Data entries:

========================================

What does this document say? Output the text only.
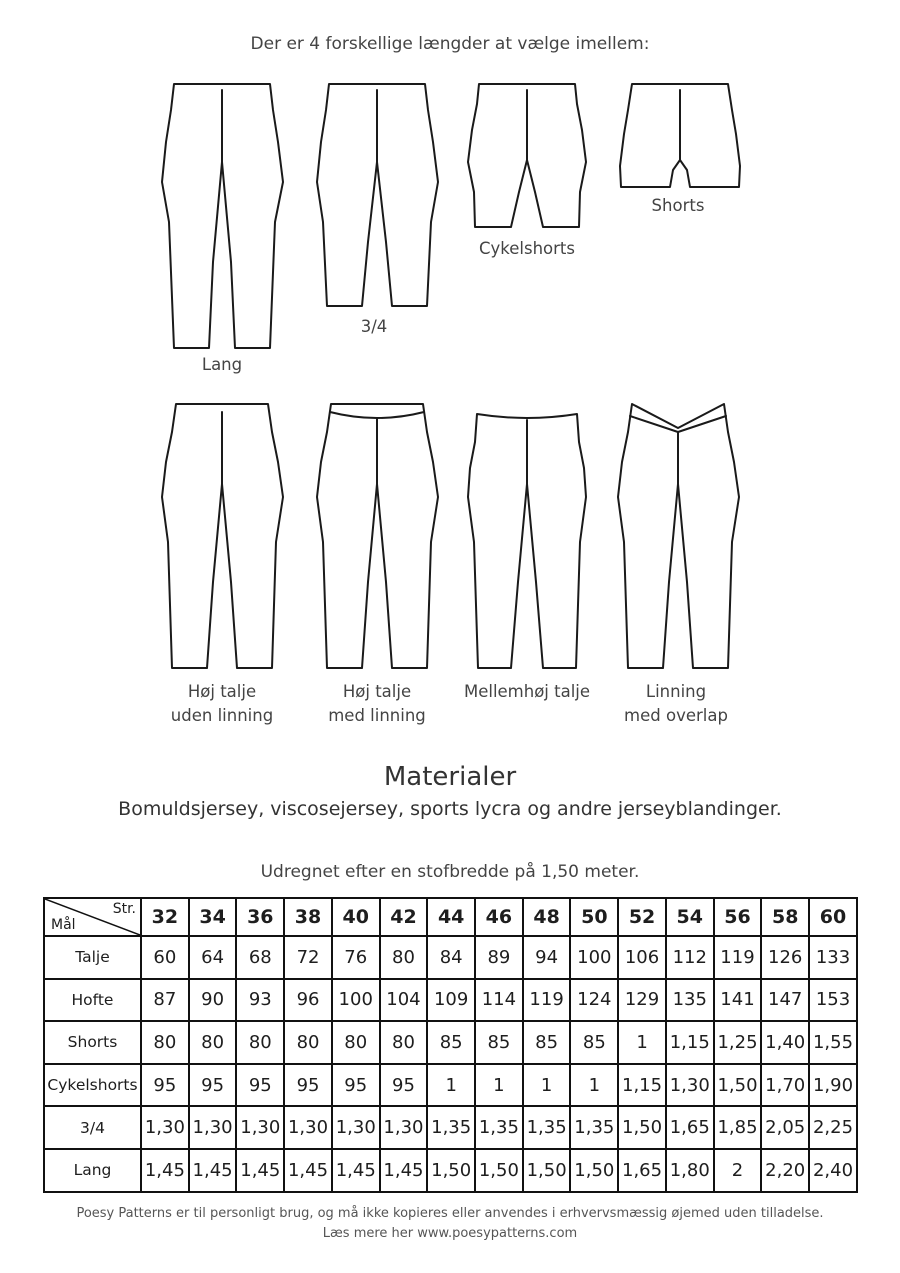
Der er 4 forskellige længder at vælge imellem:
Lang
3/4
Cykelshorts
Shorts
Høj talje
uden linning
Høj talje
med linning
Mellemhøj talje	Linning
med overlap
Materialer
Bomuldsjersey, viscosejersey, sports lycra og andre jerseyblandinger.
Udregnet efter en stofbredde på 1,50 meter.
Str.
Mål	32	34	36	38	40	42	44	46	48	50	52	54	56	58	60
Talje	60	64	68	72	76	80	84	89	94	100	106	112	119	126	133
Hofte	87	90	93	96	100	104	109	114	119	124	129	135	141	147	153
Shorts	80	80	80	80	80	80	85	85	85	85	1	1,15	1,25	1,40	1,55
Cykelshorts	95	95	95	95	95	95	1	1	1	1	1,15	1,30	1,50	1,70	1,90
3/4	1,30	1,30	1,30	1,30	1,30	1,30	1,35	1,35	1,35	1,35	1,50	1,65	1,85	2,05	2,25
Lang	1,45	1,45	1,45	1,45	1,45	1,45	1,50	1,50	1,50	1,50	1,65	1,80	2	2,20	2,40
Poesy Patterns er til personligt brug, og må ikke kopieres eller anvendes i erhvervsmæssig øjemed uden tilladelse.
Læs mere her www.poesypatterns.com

========================================

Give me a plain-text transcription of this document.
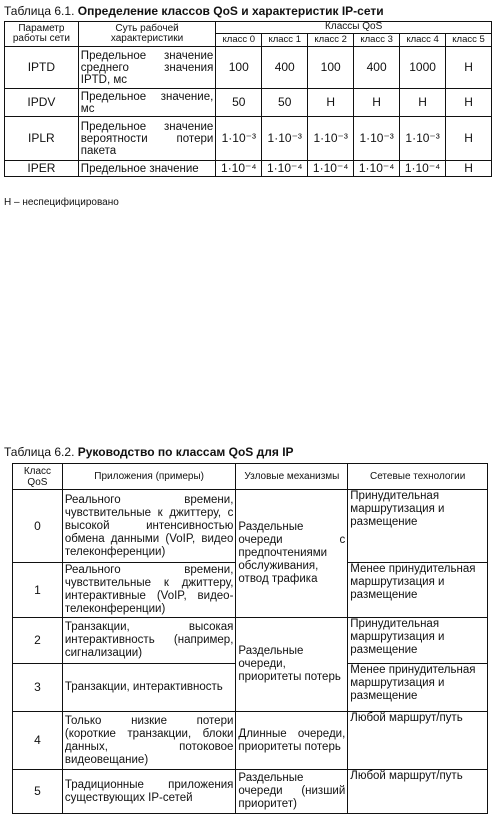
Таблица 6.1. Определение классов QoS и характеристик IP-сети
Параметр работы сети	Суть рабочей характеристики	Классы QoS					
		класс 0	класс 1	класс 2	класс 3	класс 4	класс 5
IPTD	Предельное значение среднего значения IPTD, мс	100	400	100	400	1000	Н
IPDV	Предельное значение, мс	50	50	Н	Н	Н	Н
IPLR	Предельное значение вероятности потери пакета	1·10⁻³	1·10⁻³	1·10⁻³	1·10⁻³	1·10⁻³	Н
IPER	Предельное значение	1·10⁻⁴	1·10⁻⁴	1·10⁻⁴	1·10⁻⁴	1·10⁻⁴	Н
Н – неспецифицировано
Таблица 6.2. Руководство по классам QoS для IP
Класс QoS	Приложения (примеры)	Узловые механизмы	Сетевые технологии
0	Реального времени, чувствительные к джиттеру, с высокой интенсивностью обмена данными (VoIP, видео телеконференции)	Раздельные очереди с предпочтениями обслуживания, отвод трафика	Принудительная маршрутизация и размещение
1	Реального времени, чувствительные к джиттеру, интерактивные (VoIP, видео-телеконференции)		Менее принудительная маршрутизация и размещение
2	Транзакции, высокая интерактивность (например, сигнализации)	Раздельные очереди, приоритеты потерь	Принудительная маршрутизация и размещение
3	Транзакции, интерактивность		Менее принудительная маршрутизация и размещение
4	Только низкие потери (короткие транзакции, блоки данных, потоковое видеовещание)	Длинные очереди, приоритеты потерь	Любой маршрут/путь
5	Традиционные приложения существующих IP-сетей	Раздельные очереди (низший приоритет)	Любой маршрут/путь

========================================

• _WHAT YOU NEED TO DO_
Your answer should be only a number: how many lines of the data above contain the string "document"?

• _RESPONSE TO THIS EXERCISE_
2